_Task objective_
Make an exact copy of the entries, and keep any pictures out of it.

_Rows_
+++

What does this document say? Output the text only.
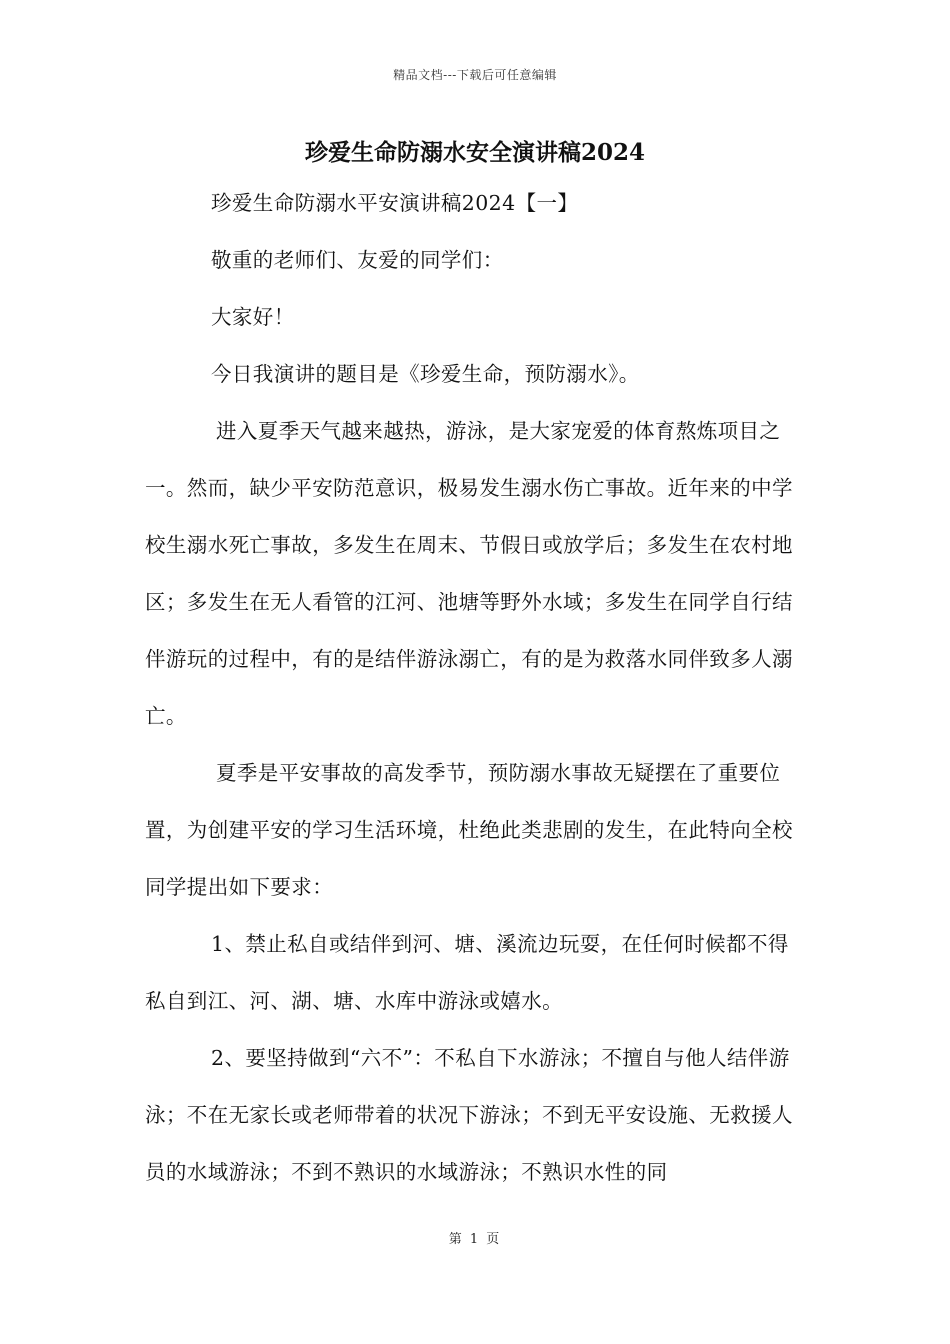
精品文档---下载后可任意编辑
珍爱生命防溺水安全演讲稿2024

珍爱生命防溺水平安演讲稿2024【一】

敬重的老师们、友爱的同学们：

大家好！

今日我演讲的题目是《珍爱生命，预防溺水》。

进入夏季天气越来越热，游泳，是大家宠爱的体育熬炼项目之一。然而，缺少平安防范意识，极易发生溺水伤亡事故。近年来的中学校生溺水死亡事故，多发生在周末、节假日或放学后；多发生在农村地区；多发生在无人看管的江河、池塘等野外水域；多发生在同学自行结伴游玩的过程中，有的是结伴游泳溺亡，有的是为救落水同伴致多人溺亡。

夏季是平安事故的高发季节，预防溺水事故无疑摆在了重要位置，为创建平安的学习生活环境，杜绝此类悲剧的发生，在此特向全校同学提出如下要求：

1、禁止私自或结伴到河、塘、溪流边玩耍，在任何时候都不得私自到江、河、湖、塘、水库中游泳或嬉水。

2、要坚持做到“六不”：不私自下水游泳；不擅自与他人结伴游泳；不在无家长或老师带着的状况下游泳；不到无平安设施、无救援人员的水域游泳；不到不熟识的水域游泳；不熟识水性的同

第 1 页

+++

_Response to the task_
What does this document say? Output the text only.
精品文档---下载后可任意编辑
珍爱生命防溺水安全演讲稿2024

珍爱生命防溺水平安演讲稿2024【一】

敬重的老师们、友爱的同学们：

大家好！

今日我演讲的题目是《珍爱生命，预防溺水》。

进入夏季天气越来越热，游泳，是大家宠爱的体育熬炼项目之一。然而，缺少平安防范意识，极易发生溺水伤亡事故。近年来的中学校生溺水死亡事故，多发生在周末、节假日或放学后；多发生在农村地区；多发生在无人看管的江河、池塘等野外水域；多发生在同学自行结伴游玩的过程中，有的是结伴游泳溺亡，有的是为救落水同伴致多人溺亡。

夏季是平安事故的高发季节，预防溺水事故无疑摆在了重要位置，为创建平安的学习生活环境，杜绝此类悲剧的发生，在此特向全校同学提出如下要求：

1、禁止私自或结伴到河、塘、溪流边玩耍，在任何时候都不得私自到江、河、湖、塘、水库中游泳或嬉水。

2、要坚持做到“六不”：不私自下水游泳；不擅自与他人结伴游泳；不在无家长或老师带着的状况下游泳；不到无平安设施、无救援人员的水域游泳；不到不熟识的水域游泳；不熟识水性的同

第 1 页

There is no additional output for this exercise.